[Recorded data]
......

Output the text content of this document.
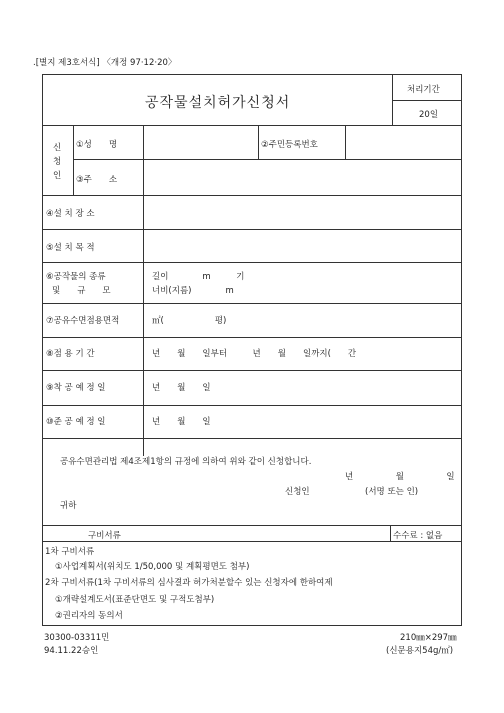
.[별지 제3호서식] 〈개정 97·12·20〉
공작물설치허가신청서
처리기간
20일
신
청
인
①성　　명	②주민등록번호
③주　　소
④설 치 장 소
⑤설 치 목 적
⑥공작물의 종류
및　　규　　모
길이　　　　m　　　기
너비(지름)　　　　m
⑦공유수면점용면적	㎡(　　　　　　평)
⑧점 용 기 간	년　　월　　일부터　　　년　　월　　일까지(　　간
⑨착 공 예 정 일	년　　월　　일
⑩준 공 예 정 일	년　　월　　일
공유수면관리법 제4조제1항의 규정에 의하여 위와 같이 신청합니다.
년　　　　　월　　　　　일
신청인	(서명 또는 인)
귀하
구비서류	수수료 : 없음
1차 구비서류
①사업계획서(위치도 1/50,000 및 계획평면도 첨부)
2차 구비서류(1차 구비서류의 심사결과 허가처분할수 있는 신청자에 한하여제
①개략설계도서(표준단면도 및 구적도첨부)
②권리자의 동의서
30300-03311민
94.11.22승인
210㎜×297㎜
(신문용지54g/㎡)
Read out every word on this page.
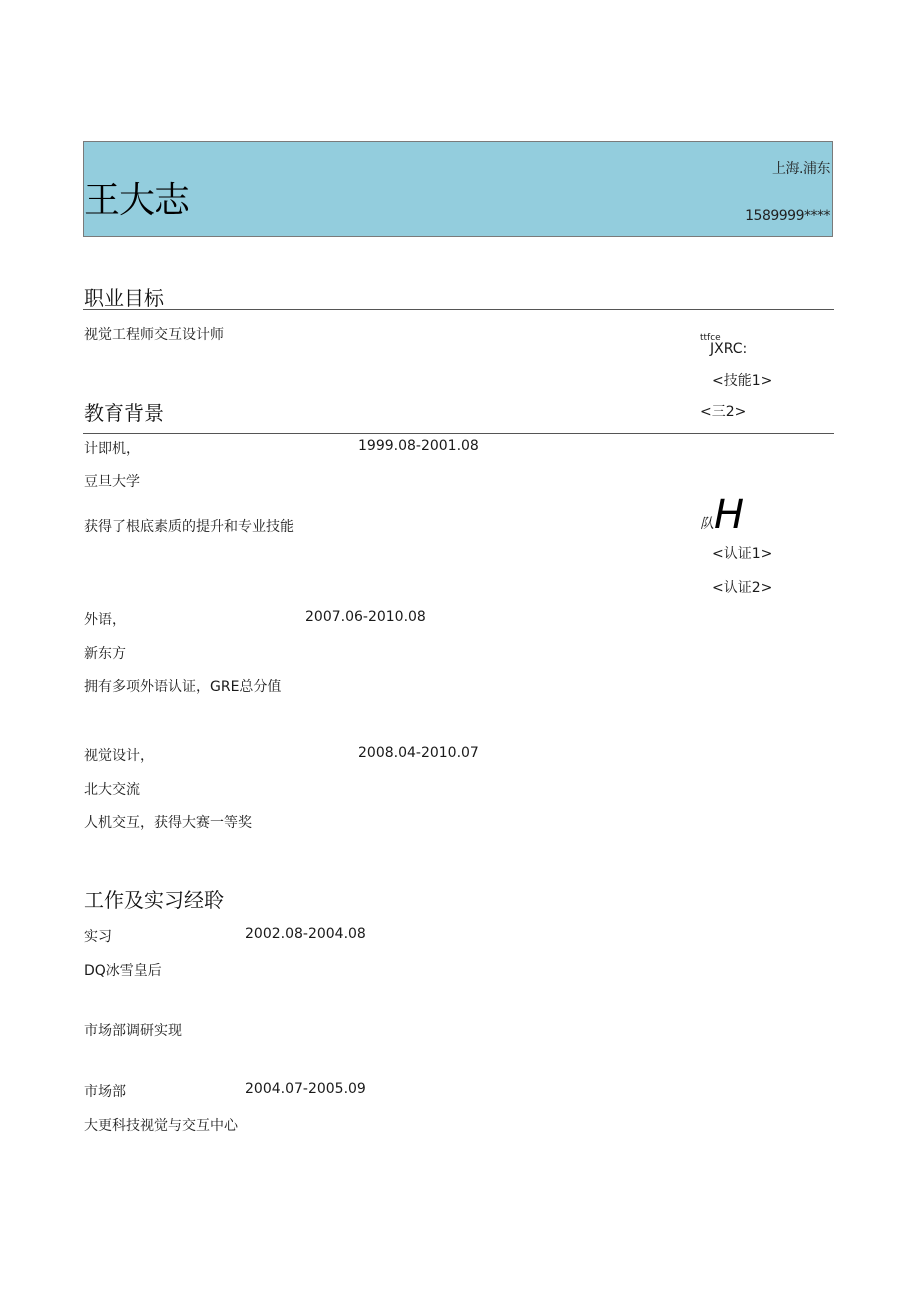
王大志
上海.浦东
1589999****
职业目标
视觉工程师交互设计师	ttfce
JXRC:
<技能1>
<三2>
教育背景
计即机，	1999.08-2001.08
豆旦大学
获得了根底素质的提升和专业技能	队H
<认证1>
<认证2>
外语，	2007.06-2010.08
新东方
拥有多项外语认证，GRE总分值
视觉设计，	2008.04-2010.07
北大交流
人机交互，获得大赛一等奖
工作及实习经聆
实习	2002.08-2004.08
DQ冰雪皇后
市场部调研实现
市场部	2004.07-2005.09
大更科技视觉与交互中心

......

= Description of the task =
For the data above, state how many lines contain "this"; the number is the whole answer.

= Full output =
2